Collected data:
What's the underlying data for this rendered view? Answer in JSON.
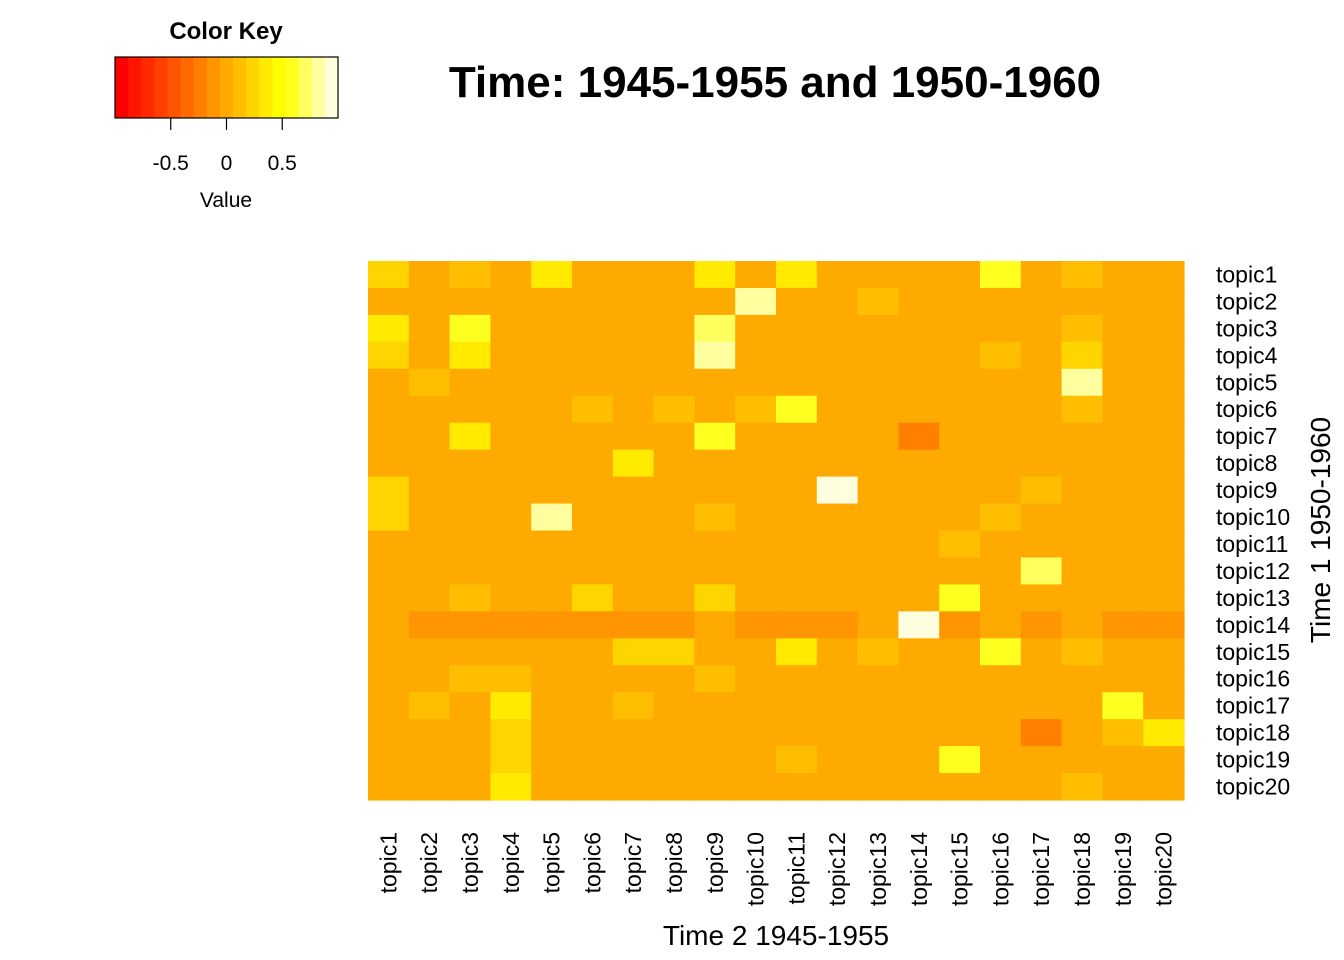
{
  "chart_data": {
    "type": "heatmap",
    "title": "Time: 1945-1955 and 1950-1960",
    "xlabel": "Time 2 1945-1955",
    "ylabel": "Time 1 1950-1960",
    "x_labels": [
      "topic1",
      "topic2",
      "topic3",
      "topic4",
      "topic5",
      "topic6",
      "topic7",
      "topic8",
      "topic9",
      "topic10",
      "topic11",
      "topic12",
      "topic13",
      "topic14",
      "topic15",
      "topic16",
      "topic17",
      "topic18",
      "topic19",
      "topic20"
    ],
    "y_labels": [
      "topic1",
      "topic2",
      "topic3",
      "topic4",
      "topic5",
      "topic6",
      "topic7",
      "topic8",
      "topic9",
      "topic10",
      "topic11",
      "topic12",
      "topic13",
      "topic14",
      "topic15",
      "topic16",
      "topic17",
      "topic18",
      "topic19",
      "topic20"
    ],
    "values": [
      [
        0.2,
        0,
        0.1,
        0,
        0.4,
        0,
        0,
        0,
        0.4,
        0,
        0.4,
        0,
        0,
        0,
        0,
        0.6,
        0,
        0.1,
        0,
        0
      ],
      [
        0,
        0,
        0,
        0,
        0,
        0,
        0,
        0,
        0,
        0.8,
        0,
        0,
        0.1,
        0,
        0,
        0,
        0,
        0,
        0,
        0
      ],
      [
        0.4,
        0,
        0.6,
        0,
        0,
        0,
        0,
        0,
        0.7,
        0,
        0,
        0,
        0,
        0,
        0,
        0,
        0,
        0.1,
        0,
        0
      ],
      [
        0.2,
        0,
        0.3,
        0,
        0,
        0,
        0,
        0,
        0.8,
        0,
        0,
        0,
        0,
        0,
        0,
        0.1,
        0,
        0.2,
        0,
        0
      ],
      [
        0,
        0.1,
        0,
        0,
        0,
        0,
        0,
        0,
        0,
        0,
        0,
        0,
        0,
        0,
        0,
        0,
        0,
        0.8,
        0,
        0
      ],
      [
        0,
        0,
        0,
        0,
        0,
        0.1,
        0,
        0.1,
        0,
        0.1,
        0.6,
        0,
        0,
        0,
        0,
        0,
        0,
        0.1,
        0,
        0
      ],
      [
        0,
        0,
        0.3,
        0,
        0,
        0,
        0,
        0,
        0.6,
        0,
        0,
        0,
        0,
        -0.2,
        0,
        0,
        0,
        0,
        0,
        0
      ],
      [
        0,
        0,
        0,
        0,
        0,
        0,
        0.4,
        0,
        0,
        0,
        0,
        0,
        0,
        0,
        0,
        0,
        0,
        0,
        0,
        0
      ],
      [
        0.2,
        0,
        0,
        0,
        0,
        0,
        0,
        0,
        0,
        0,
        0,
        0.95,
        0,
        0,
        0,
        0,
        0.1,
        0,
        0,
        0
      ],
      [
        0.2,
        0,
        0,
        0,
        0.8,
        0,
        0,
        0,
        0.1,
        0,
        0,
        0,
        0,
        0,
        0,
        0.1,
        0,
        0,
        0,
        0
      ],
      [
        0,
        0,
        0,
        0,
        0,
        0,
        0,
        0,
        0,
        0,
        0,
        0,
        0,
        0,
        0.1,
        0,
        0,
        0,
        0,
        0
      ],
      [
        0,
        0,
        0,
        0,
        0,
        0,
        0,
        0,
        0,
        0,
        0,
        0,
        0,
        0,
        0,
        0,
        0.7,
        0,
        0,
        0
      ],
      [
        0,
        0,
        0.1,
        0,
        0,
        0.2,
        0,
        0,
        0.2,
        0,
        0,
        0,
        0,
        0,
        0.6,
        0,
        0,
        0,
        0,
        0
      ],
      [
        0,
        -0.1,
        -0.1,
        -0.1,
        -0.1,
        -0.1,
        -0.1,
        -0.1,
        0,
        -0.1,
        -0.1,
        -0.1,
        0,
        0.95,
        -0.1,
        0,
        -0.1,
        0,
        -0.1,
        -0.1
      ],
      [
        0,
        0,
        0,
        0,
        0,
        0,
        0.2,
        0.2,
        0,
        0,
        0.4,
        0,
        0.1,
        0,
        0,
        0.6,
        0,
        0.1,
        0,
        0
      ],
      [
        0,
        0,
        0.1,
        0.1,
        0,
        0,
        0,
        0,
        0.1,
        0,
        0,
        0,
        0,
        0,
        0,
        0,
        0,
        0,
        0,
        0
      ],
      [
        0,
        0.1,
        0,
        0.4,
        0,
        0,
        0.1,
        0,
        0,
        0,
        0,
        0,
        0,
        0,
        0,
        0,
        0,
        0,
        0.6,
        0
      ],
      [
        0,
        0,
        0,
        0.2,
        0,
        0,
        0,
        0,
        0,
        0,
        0,
        0,
        0,
        0,
        0,
        0,
        -0.2,
        0,
        0.1,
        0.4
      ],
      [
        0,
        0,
        0,
        0.2,
        0,
        0,
        0,
        0,
        0,
        0,
        0.1,
        0,
        0,
        0,
        0.6,
        0,
        0,
        0,
        0,
        0
      ],
      [
        0,
        0,
        0,
        0.4,
        0,
        0,
        0,
        0,
        0,
        0,
        0,
        0,
        0,
        0,
        0,
        0,
        0,
        0.1,
        0,
        0
      ]
    ],
    "zlim": [
      -1,
      1
    ],
    "color_key": {
      "title": "Color Key",
      "label": "Value",
      "ticks": [
        "-0.5",
        "0",
        "0.5"
      ],
      "tick_values": [
        -0.5,
        0,
        0.5
      ],
      "colors": [
        "#FF0000",
        "#FF1500",
        "#FF2A00",
        "#FF4000",
        "#FF5500",
        "#FF6A00",
        "#FF8000",
        "#FF9500",
        "#FFAA00",
        "#FFBF00",
        "#FFD500",
        "#FFEA00",
        "#FFFF00",
        "#FFFF20",
        "#FFFF60",
        "#FFFF9F",
        "#FFFFDF"
      ]
    }
  }
}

(Written exercise):
Quote in full the listing given above; the images are to be left out.

(Response to this task):
What's the underlying data for this rendered view? Answer in JSON.
{
  "chart_data": {
    "type": "heatmap",
    "title": "Time: 1945-1955 and 1950-1960",
    "xlabel": "Time 2 1945-1955",
    "ylabel": "Time 1 1950-1960",
    "x_labels": [
      "topic1",
      "topic2",
      "topic3",
      "topic4",
      "topic5",
      "topic6",
      "topic7",
      "topic8",
      "topic9",
      "topic10",
      "topic11",
      "topic12",
      "topic13",
      "topic14",
      "topic15",
      "topic16",
      "topic17",
      "topic18",
      "topic19",
      "topic20"
    ],
    "y_labels": [
      "topic1",
      "topic2",
      "topic3",
      "topic4",
      "topic5",
      "topic6",
      "topic7",
      "topic8",
      "topic9",
      "topic10",
      "topic11",
      "topic12",
      "topic13",
      "topic14",
      "topic15",
      "topic16",
      "topic17",
      "topic18",
      "topic19",
      "topic20"
    ],
    "values": [
      [
        0.2,
        0,
        0.1,
        0,
        0.4,
        0,
        0,
        0,
        0.4,
        0,
        0.4,
        0,
        0,
        0,
        0,
        0.6,
        0,
        0.1,
        0,
        0
      ],
      [
        0,
        0,
        0,
        0,
        0,
        0,
        0,
        0,
        0,
        0.8,
        0,
        0,
        0.1,
        0,
        0,
        0,
        0,
        0,
        0,
        0
      ],
      [
        0.4,
        0,
        0.6,
        0,
        0,
        0,
        0,
        0,
        0.7,
        0,
        0,
        0,
        0,
        0,
        0,
        0,
        0,
        0.1,
        0,
        0
      ],
      [
        0.2,
        0,
        0.3,
        0,
        0,
        0,
        0,
        0,
        0.8,
        0,
        0,
        0,
        0,
        0,
        0,
        0.1,
        0,
        0.2,
        0,
        0
      ],
      [
        0,
        0.1,
        0,
        0,
        0,
        0,
        0,
        0,
        0,
        0,
        0,
        0,
        0,
        0,
        0,
        0,
        0,
        0.8,
        0,
        0
      ],
      [
        0,
        0,
        0,
        0,
        0,
        0.1,
        0,
        0.1,
        0,
        0.1,
        0.6,
        0,
        0,
        0,
        0,
        0,
        0,
        0.1,
        0,
        0
      ],
      [
        0,
        0,
        0.3,
        0,
        0,
        0,
        0,
        0,
        0.6,
        0,
        0,
        0,
        0,
        -0.2,
        0,
        0,
        0,
        0,
        0,
        0
      ],
      [
        0,
        0,
        0,
        0,
        0,
        0,
        0.4,
        0,
        0,
        0,
        0,
        0,
        0,
        0,
        0,
        0,
        0,
        0,
        0,
        0
      ],
      [
        0.2,
        0,
        0,
        0,
        0,
        0,
        0,
        0,
        0,
        0,
        0,
        0.95,
        0,
        0,
        0,
        0,
        0.1,
        0,
        0,
        0
      ],
      [
        0.2,
        0,
        0,
        0,
        0.8,
        0,
        0,
        0,
        0.1,
        0,
        0,
        0,
        0,
        0,
        0,
        0.1,
        0,
        0,
        0,
        0
      ],
      [
        0,
        0,
        0,
        0,
        0,
        0,
        0,
        0,
        0,
        0,
        0,
        0,
        0,
        0,
        0.1,
        0,
        0,
        0,
        0,
        0
      ],
      [
        0,
        0,
        0,
        0,
        0,
        0,
        0,
        0,
        0,
        0,
        0,
        0,
        0,
        0,
        0,
        0,
        0.7,
        0,
        0,
        0
      ],
      [
        0,
        0,
        0.1,
        0,
        0,
        0.2,
        0,
        0,
        0.2,
        0,
        0,
        0,
        0,
        0,
        0.6,
        0,
        0,
        0,
        0,
        0
      ],
      [
        0,
        -0.1,
        -0.1,
        -0.1,
        -0.1,
        -0.1,
        -0.1,
        -0.1,
        0,
        -0.1,
        -0.1,
        -0.1,
        0,
        0.95,
        -0.1,
        0,
        -0.1,
        0,
        -0.1,
        -0.1
      ],
      [
        0,
        0,
        0,
        0,
        0,
        0,
        0.2,
        0.2,
        0,
        0,
        0.4,
        0,
        0.1,
        0,
        0,
        0.6,
        0,
        0.1,
        0,
        0
      ],
      [
        0,
        0,
        0.1,
        0.1,
        0,
        0,
        0,
        0,
        0.1,
        0,
        0,
        0,
        0,
        0,
        0,
        0,
        0,
        0,
        0,
        0
      ],
      [
        0,
        0.1,
        0,
        0.4,
        0,
        0,
        0.1,
        0,
        0,
        0,
        0,
        0,
        0,
        0,
        0,
        0,
        0,
        0,
        0.6,
        0
      ],
      [
        0,
        0,
        0,
        0.2,
        0,
        0,
        0,
        0,
        0,
        0,
        0,
        0,
        0,
        0,
        0,
        0,
        -0.2,
        0,
        0.1,
        0.4
      ],
      [
        0,
        0,
        0,
        0.2,
        0,
        0,
        0,
        0,
        0,
        0,
        0.1,
        0,
        0,
        0,
        0.6,
        0,
        0,
        0,
        0,
        0
      ],
      [
        0,
        0,
        0,
        0.4,
        0,
        0,
        0,
        0,
        0,
        0,
        0,
        0,
        0,
        0,
        0,
        0,
        0,
        0.1,
        0,
        0
      ]
    ],
    "zlim": [
      -1,
      1
    ],
    "color_key": {
      "title": "Color Key",
      "label": "Value",
      "ticks": [
        "-0.5",
        "0",
        "0.5"
      ],
      "tick_values": [
        -0.5,
        0,
        0.5
      ],
      "colors": [
        "#FF0000",
        "#FF1500",
        "#FF2A00",
        "#FF4000",
        "#FF5500",
        "#FF6A00",
        "#FF8000",
        "#FF9500",
        "#FFAA00",
        "#FFBF00",
        "#FFD500",
        "#FFEA00",
        "#FFFF00",
        "#FFFF20",
        "#FFFF60",
        "#FFFF9F",
        "#FFFFDF"
      ]
    }
  }
}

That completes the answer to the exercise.